Figure collection entries
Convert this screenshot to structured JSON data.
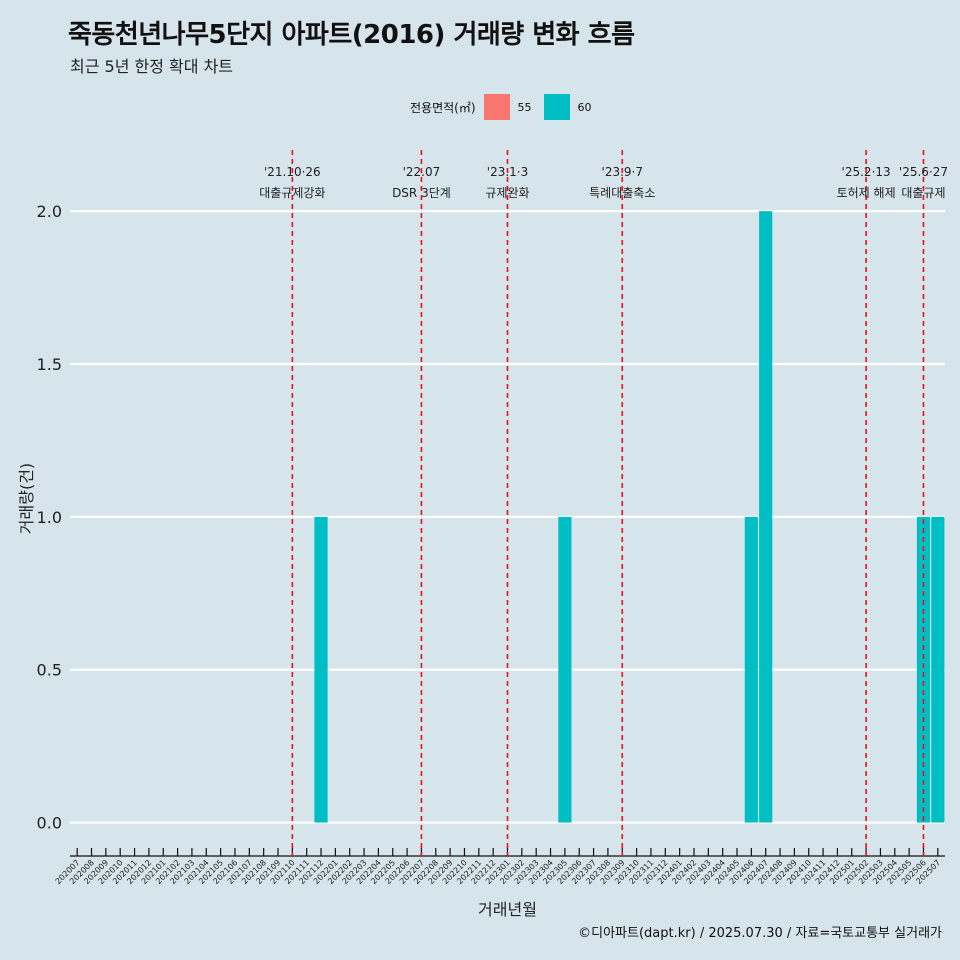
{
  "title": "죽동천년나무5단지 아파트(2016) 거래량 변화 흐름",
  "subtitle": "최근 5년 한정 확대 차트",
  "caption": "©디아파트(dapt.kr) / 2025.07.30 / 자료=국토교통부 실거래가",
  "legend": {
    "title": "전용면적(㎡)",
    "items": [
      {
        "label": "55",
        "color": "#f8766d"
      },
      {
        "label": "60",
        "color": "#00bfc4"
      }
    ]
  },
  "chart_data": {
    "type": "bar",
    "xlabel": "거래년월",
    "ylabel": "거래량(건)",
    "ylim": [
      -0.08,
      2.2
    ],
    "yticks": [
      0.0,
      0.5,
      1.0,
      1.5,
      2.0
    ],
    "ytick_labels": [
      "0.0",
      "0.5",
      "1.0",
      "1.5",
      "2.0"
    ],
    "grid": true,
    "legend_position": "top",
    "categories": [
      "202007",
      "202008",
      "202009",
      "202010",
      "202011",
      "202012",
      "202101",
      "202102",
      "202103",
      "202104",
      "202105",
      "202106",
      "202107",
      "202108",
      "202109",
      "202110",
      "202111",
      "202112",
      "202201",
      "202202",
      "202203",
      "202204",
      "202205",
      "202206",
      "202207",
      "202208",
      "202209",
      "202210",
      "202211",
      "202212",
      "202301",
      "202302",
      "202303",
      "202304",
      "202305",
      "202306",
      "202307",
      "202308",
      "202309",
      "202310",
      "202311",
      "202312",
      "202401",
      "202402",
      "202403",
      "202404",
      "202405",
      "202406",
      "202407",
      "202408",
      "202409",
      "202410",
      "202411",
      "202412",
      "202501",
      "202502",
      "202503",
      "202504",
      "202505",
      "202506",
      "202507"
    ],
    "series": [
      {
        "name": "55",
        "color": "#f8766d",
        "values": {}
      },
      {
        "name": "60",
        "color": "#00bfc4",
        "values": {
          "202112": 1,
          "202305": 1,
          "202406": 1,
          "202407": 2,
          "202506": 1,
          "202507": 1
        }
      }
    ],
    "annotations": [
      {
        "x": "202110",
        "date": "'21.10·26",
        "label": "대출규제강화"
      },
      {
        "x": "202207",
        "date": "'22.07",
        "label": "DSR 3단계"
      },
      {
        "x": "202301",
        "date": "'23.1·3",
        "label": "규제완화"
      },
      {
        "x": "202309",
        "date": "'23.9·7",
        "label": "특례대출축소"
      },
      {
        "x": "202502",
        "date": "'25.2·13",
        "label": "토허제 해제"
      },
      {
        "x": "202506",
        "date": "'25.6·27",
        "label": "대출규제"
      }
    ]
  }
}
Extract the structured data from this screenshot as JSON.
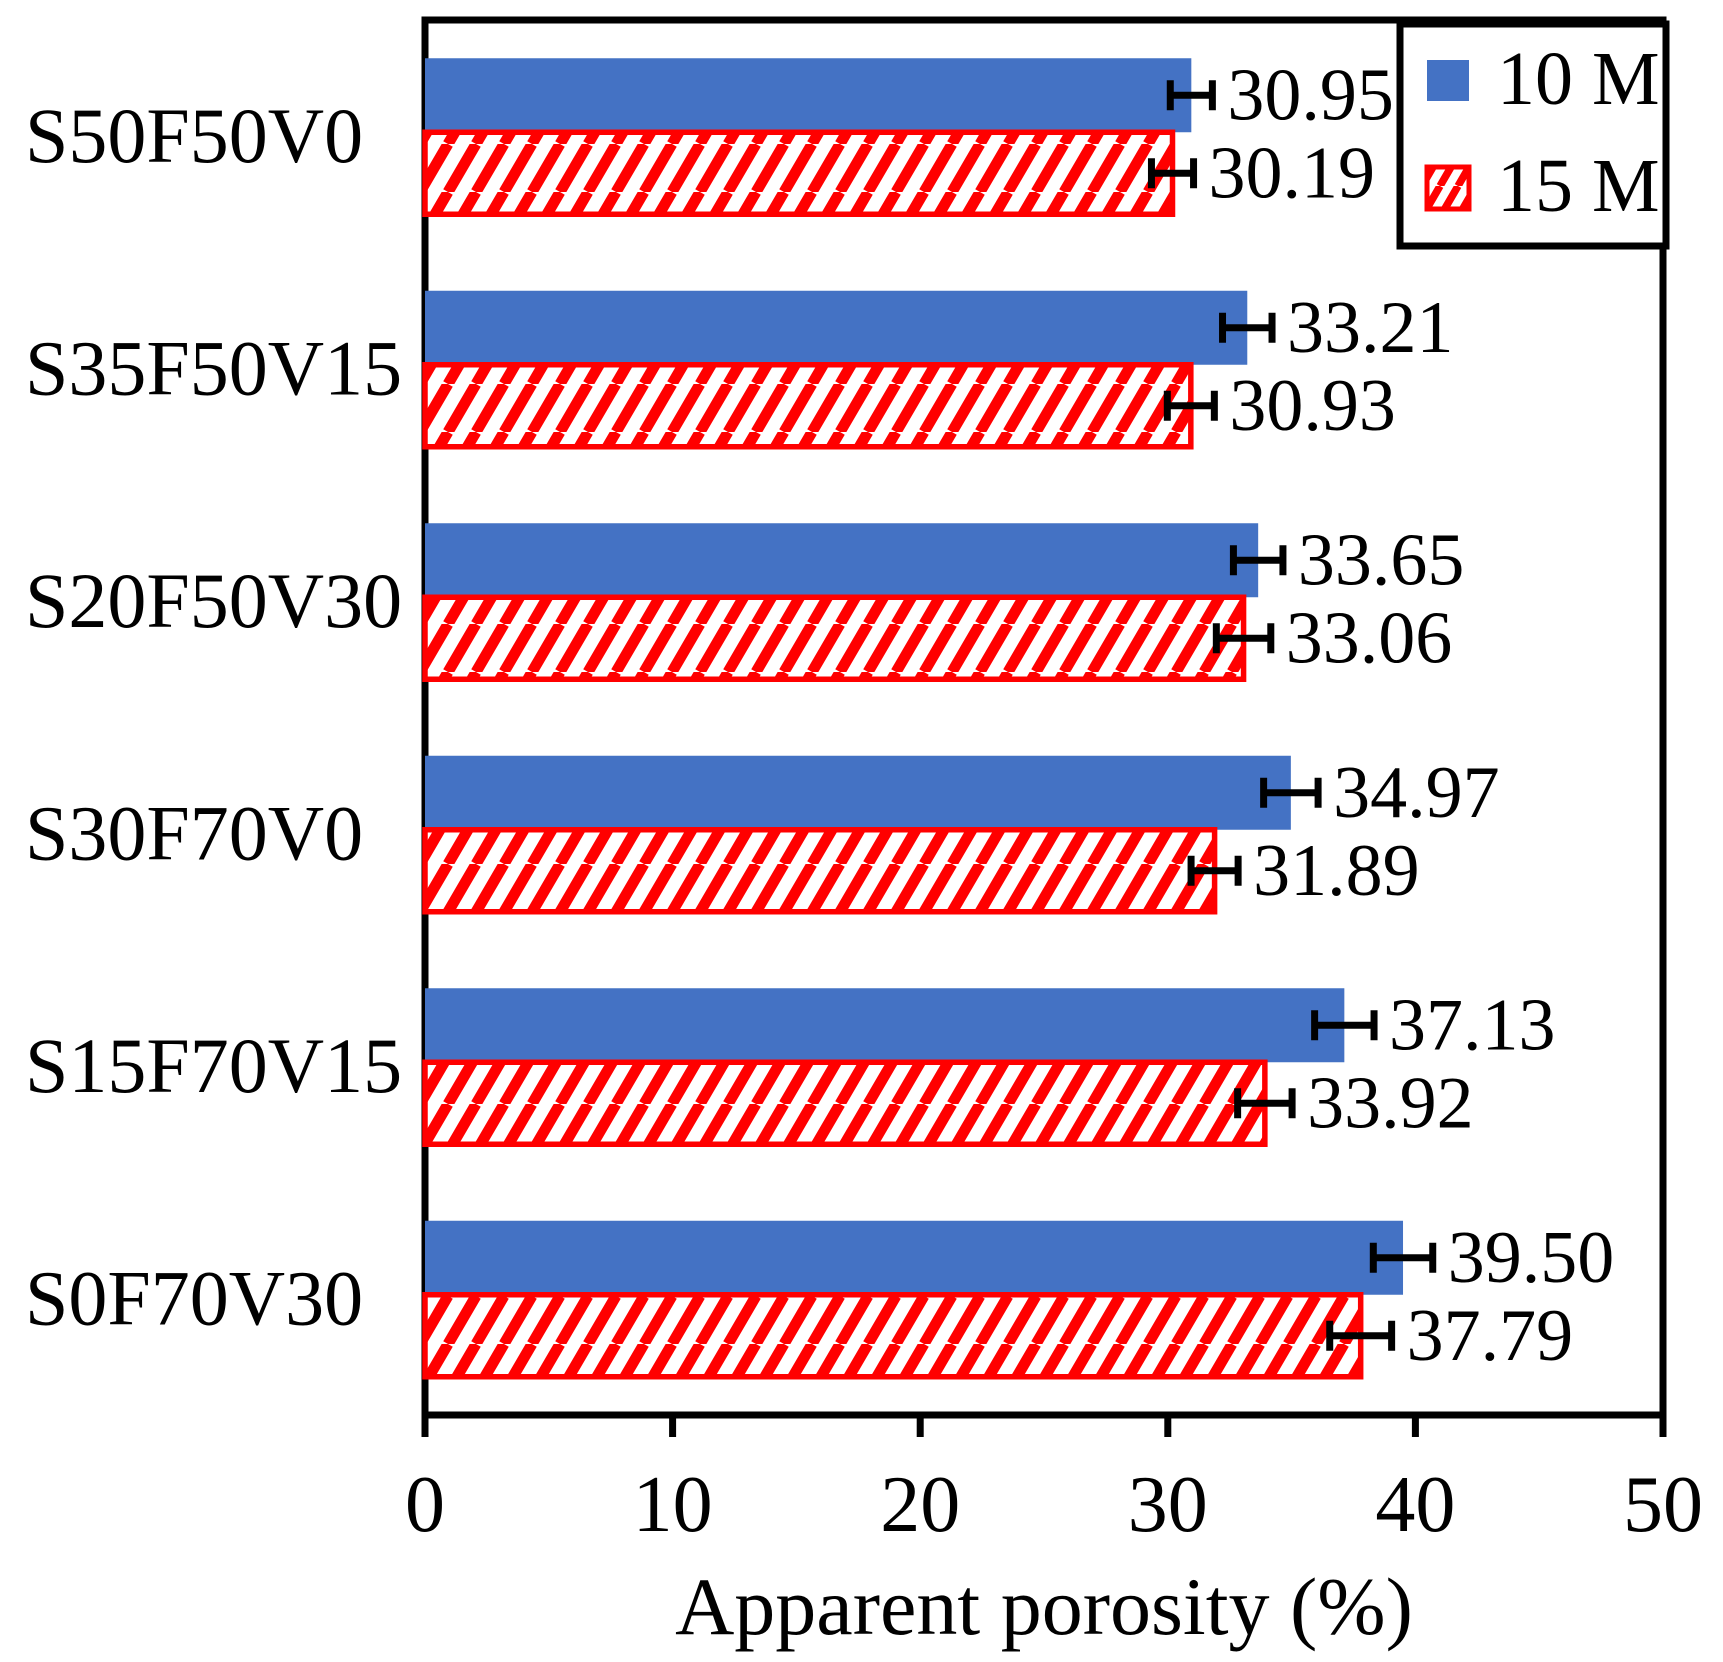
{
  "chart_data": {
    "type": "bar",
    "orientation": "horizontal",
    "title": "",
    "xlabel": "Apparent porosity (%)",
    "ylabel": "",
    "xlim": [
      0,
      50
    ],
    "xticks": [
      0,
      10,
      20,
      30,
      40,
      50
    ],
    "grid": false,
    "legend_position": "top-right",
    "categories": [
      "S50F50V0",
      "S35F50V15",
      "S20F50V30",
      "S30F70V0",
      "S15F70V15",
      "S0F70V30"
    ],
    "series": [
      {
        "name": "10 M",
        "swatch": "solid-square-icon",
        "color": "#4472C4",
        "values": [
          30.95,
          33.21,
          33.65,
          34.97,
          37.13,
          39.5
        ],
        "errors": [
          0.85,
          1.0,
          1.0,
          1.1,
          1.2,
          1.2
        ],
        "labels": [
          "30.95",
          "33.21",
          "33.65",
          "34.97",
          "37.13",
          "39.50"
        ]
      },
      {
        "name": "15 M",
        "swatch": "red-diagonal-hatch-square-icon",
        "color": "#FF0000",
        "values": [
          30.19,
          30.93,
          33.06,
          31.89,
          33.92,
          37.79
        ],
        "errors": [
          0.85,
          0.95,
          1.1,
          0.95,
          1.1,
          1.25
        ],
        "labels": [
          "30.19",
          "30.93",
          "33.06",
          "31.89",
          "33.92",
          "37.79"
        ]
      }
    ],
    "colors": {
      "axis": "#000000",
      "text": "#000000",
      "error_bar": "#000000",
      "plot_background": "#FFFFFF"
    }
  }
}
--
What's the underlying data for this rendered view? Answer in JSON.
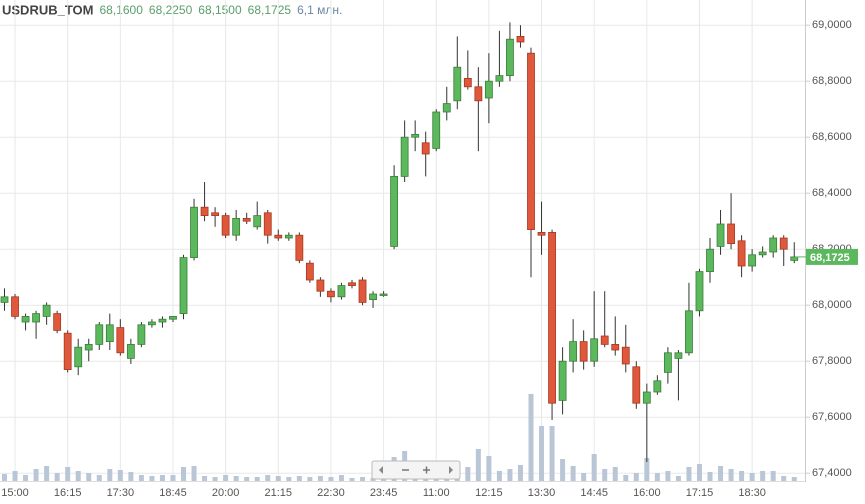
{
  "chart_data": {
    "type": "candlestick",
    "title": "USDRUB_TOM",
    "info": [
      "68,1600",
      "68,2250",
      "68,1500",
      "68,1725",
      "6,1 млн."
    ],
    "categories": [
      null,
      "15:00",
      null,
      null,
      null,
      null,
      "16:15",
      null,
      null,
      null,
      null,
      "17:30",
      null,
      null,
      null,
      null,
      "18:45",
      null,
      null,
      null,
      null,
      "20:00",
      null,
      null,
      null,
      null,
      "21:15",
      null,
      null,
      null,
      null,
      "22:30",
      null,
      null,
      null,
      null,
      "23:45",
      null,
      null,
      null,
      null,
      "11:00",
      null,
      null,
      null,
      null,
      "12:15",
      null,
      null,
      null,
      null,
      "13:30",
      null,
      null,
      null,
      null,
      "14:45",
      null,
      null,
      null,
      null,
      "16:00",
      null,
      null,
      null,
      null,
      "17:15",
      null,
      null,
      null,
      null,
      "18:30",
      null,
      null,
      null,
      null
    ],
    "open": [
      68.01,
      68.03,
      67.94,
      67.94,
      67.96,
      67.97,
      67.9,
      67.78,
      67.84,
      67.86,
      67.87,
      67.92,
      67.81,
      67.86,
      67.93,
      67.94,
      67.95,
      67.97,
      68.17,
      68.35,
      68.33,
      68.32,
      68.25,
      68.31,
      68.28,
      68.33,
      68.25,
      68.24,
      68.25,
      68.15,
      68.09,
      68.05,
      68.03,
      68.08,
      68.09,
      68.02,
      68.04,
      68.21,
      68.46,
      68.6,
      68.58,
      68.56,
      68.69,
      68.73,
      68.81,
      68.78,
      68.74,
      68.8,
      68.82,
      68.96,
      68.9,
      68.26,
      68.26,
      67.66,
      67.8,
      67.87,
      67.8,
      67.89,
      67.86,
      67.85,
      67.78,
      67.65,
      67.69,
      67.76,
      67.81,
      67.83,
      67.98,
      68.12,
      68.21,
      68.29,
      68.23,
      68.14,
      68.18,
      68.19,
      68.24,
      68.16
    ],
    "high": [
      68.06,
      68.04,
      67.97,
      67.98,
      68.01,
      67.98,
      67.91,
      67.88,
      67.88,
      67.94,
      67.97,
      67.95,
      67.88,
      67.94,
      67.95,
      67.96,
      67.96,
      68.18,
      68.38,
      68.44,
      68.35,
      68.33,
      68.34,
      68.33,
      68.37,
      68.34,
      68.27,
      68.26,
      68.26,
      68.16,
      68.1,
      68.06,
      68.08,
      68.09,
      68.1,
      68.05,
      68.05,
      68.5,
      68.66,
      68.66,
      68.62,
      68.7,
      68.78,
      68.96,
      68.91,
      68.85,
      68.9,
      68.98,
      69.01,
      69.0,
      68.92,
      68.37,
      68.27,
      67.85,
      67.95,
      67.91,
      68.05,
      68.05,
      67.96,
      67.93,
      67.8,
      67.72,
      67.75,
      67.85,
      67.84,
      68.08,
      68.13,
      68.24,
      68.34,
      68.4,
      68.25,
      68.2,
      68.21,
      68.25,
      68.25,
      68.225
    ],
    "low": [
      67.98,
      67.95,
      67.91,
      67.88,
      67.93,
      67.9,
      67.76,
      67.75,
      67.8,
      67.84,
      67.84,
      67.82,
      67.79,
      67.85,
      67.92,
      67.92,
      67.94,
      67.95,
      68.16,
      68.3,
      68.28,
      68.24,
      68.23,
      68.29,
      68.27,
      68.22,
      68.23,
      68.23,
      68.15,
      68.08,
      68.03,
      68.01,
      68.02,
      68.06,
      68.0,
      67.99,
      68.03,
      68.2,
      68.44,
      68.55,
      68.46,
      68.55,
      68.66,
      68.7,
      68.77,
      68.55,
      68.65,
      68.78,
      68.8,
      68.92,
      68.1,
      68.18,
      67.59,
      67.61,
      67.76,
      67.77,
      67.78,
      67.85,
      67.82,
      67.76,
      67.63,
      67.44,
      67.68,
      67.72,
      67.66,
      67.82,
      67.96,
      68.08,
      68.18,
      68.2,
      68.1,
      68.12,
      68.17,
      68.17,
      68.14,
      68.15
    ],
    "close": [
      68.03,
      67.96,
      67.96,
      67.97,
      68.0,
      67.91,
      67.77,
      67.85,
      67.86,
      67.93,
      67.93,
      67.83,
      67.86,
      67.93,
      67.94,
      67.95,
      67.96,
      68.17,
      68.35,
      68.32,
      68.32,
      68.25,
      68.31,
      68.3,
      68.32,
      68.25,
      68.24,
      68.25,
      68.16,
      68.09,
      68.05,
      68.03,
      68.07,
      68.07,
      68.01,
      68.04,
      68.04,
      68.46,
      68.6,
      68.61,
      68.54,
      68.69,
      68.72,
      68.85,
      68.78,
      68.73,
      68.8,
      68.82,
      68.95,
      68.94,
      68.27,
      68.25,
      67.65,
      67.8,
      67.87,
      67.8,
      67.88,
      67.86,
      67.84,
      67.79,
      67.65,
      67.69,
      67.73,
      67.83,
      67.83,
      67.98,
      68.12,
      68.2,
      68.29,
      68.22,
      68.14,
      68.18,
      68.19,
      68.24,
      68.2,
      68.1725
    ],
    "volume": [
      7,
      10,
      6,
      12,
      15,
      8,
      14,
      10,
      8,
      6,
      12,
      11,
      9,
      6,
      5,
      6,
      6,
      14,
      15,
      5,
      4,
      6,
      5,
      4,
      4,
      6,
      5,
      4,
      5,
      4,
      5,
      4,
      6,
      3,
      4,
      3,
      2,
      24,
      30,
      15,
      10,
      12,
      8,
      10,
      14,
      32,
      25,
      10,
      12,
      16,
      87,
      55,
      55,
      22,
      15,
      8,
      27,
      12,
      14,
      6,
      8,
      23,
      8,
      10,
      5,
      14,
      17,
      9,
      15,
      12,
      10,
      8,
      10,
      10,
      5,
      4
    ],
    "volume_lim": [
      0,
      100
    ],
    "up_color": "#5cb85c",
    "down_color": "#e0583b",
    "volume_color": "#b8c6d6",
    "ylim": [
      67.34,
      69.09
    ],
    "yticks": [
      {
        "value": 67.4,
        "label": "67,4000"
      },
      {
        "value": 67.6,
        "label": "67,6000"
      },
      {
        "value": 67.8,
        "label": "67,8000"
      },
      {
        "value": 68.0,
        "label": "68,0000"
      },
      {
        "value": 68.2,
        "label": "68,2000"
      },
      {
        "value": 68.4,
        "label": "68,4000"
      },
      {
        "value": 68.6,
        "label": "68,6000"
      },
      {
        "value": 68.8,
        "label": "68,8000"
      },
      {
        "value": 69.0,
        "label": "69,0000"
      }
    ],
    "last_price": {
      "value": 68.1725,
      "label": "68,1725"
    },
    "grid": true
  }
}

WHAT THE EXERCISE ASKS:
Pull out every line of the records that includes the string "JSON".

COMPLETE OUTPUT:
Convert this screenshot to structured JSON data.
Extract the structured data from this screenshot as JSON.
What's the underlying data for this rendered view? Answer in JSON.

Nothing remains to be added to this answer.